> _EXERCISE MATERIALS_

** start **

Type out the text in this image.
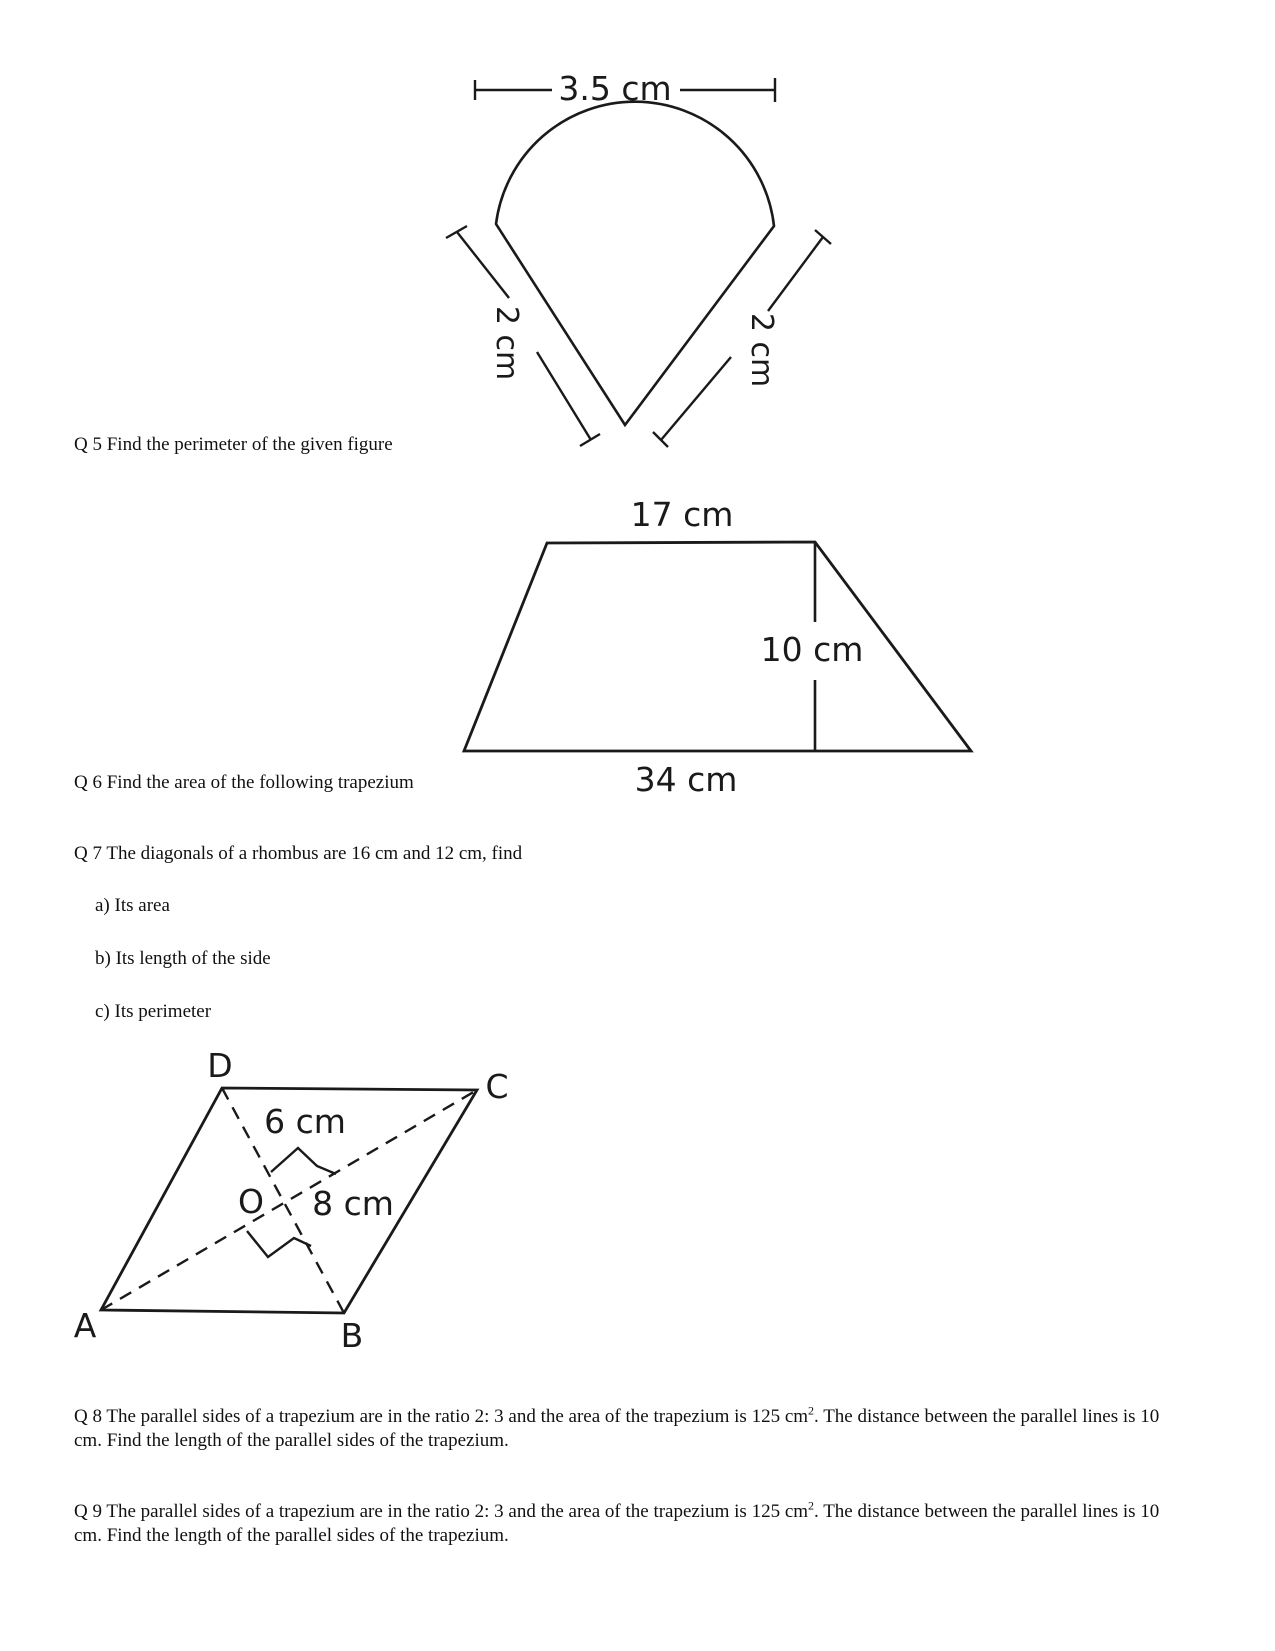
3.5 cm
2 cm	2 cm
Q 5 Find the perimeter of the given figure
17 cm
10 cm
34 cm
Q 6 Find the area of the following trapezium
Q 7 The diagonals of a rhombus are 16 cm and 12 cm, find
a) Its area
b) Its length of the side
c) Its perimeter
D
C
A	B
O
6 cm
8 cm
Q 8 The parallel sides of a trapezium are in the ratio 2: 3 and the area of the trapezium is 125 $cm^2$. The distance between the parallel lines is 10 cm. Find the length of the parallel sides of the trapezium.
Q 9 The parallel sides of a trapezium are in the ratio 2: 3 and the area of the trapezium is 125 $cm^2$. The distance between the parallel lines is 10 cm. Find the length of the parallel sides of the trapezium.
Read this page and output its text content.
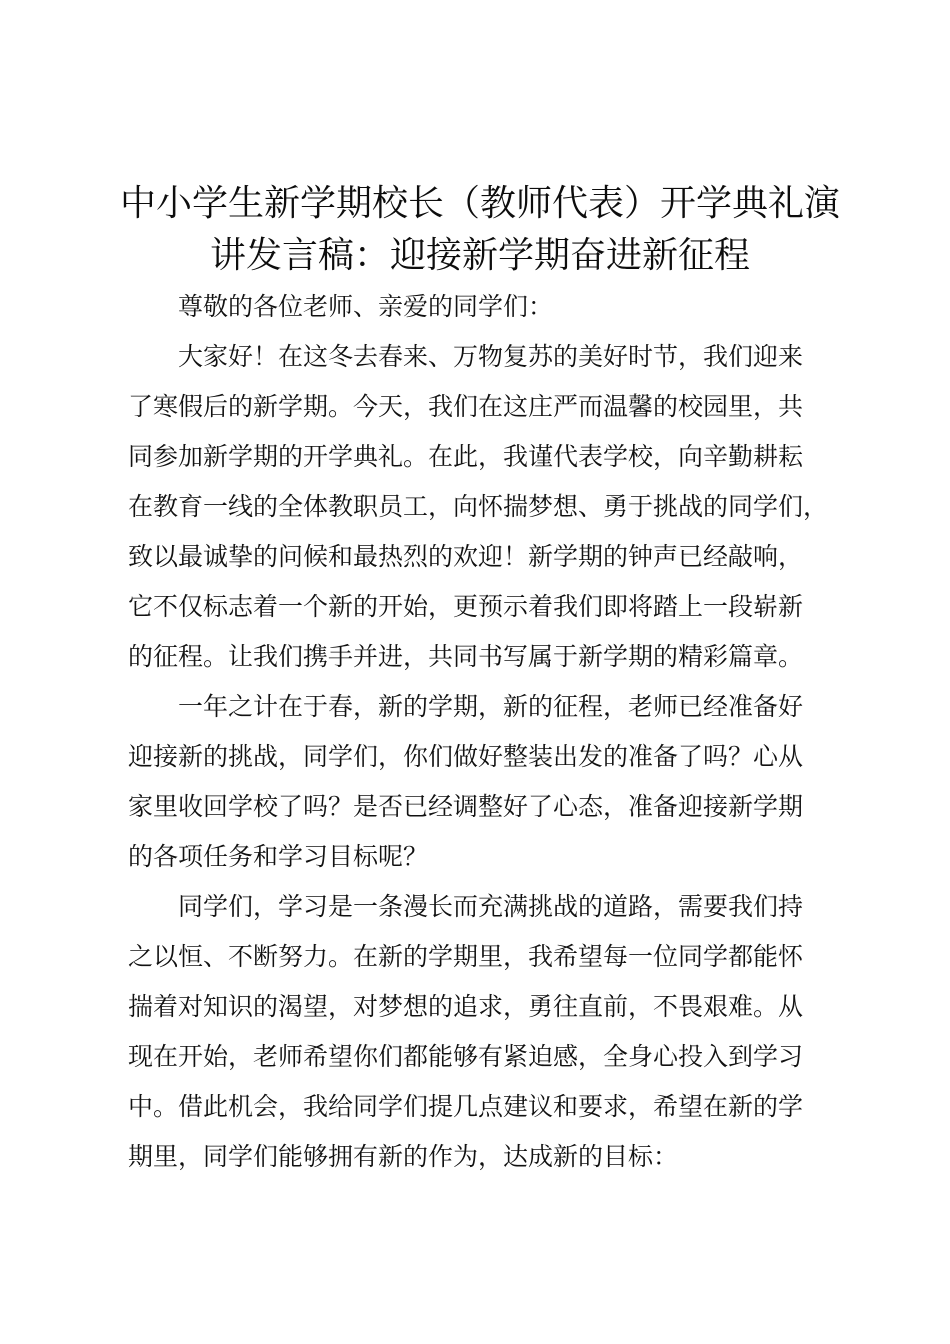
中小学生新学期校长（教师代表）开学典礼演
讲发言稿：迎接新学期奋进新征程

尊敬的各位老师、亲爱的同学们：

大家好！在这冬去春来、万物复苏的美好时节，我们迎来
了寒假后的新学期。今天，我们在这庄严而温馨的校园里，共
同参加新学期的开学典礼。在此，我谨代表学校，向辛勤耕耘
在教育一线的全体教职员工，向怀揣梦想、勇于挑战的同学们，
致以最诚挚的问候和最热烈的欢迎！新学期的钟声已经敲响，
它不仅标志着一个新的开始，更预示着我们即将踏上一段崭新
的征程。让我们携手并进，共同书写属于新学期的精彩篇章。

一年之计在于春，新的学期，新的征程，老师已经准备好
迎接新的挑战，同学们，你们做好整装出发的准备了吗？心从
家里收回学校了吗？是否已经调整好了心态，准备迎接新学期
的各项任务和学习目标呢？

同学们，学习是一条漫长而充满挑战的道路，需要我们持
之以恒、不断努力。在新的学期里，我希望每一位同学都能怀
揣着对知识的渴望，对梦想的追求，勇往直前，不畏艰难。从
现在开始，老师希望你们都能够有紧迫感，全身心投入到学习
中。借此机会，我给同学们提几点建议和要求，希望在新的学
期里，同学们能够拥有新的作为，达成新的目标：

** end **

> _TASK DESCRIPTION_
Excluding the pictures, restate the records above word for word.

> _SOLUTION TO THIS EXERCISE_
Type out the text in this image.
3.5 cm
2 cm	2 cm
Q 5 Find the perimeter of the given figure
17 cm
10 cm
34 cm
Q 6 Find the area of the following trapezium
Q 7 The diagonals of a rhombus are 16 cm and 12 cm, find
a) Its area
b) Its length of the side
c) Its perimeter
D
C
A	B
O
6 cm
8 cm
Q 8 The parallel sides of a trapezium are in the ratio 2: 3 and the area of the trapezium is 125 $cm^2$. The distance between the parallel lines is 10 cm. Find the length of the parallel sides of the trapezium.
Q 9 The parallel sides of a trapezium are in the ratio 2: 3 and the area of the trapezium is 125 $cm^2$. The distance between the parallel lines is 10 cm. Find the length of the parallel sides of the trapezium.
Read this page and output its text content.
中小学生新学期校长（教师代表）开学典礼演
讲发言稿：迎接新学期奋进新征程

尊敬的各位老师、亲爱的同学们：

大家好！在这冬去春来、万物复苏的美好时节，我们迎来
了寒假后的新学期。今天，我们在这庄严而温馨的校园里，共
同参加新学期的开学典礼。在此，我谨代表学校，向辛勤耕耘
在教育一线的全体教职员工，向怀揣梦想、勇于挑战的同学们，
致以最诚挚的问候和最热烈的欢迎！新学期的钟声已经敲响，
它不仅标志着一个新的开始，更预示着我们即将踏上一段崭新
的征程。让我们携手并进，共同书写属于新学期的精彩篇章。

一年之计在于春，新的学期，新的征程，老师已经准备好
迎接新的挑战，同学们，你们做好整装出发的准备了吗？心从
家里收回学校了吗？是否已经调整好了心态，准备迎接新学期
的各项任务和学习目标呢？

同学们，学习是一条漫长而充满挑战的道路，需要我们持
之以恒、不断努力。在新的学期里，我希望每一位同学都能怀
揣着对知识的渴望，对梦想的追求，勇往直前，不畏艰难。从
现在开始，老师希望你们都能够有紧迫感，全身心投入到学习
中。借此机会，我给同学们提几点建议和要求，希望在新的学
期里，同学们能够拥有新的作为，达成新的目标：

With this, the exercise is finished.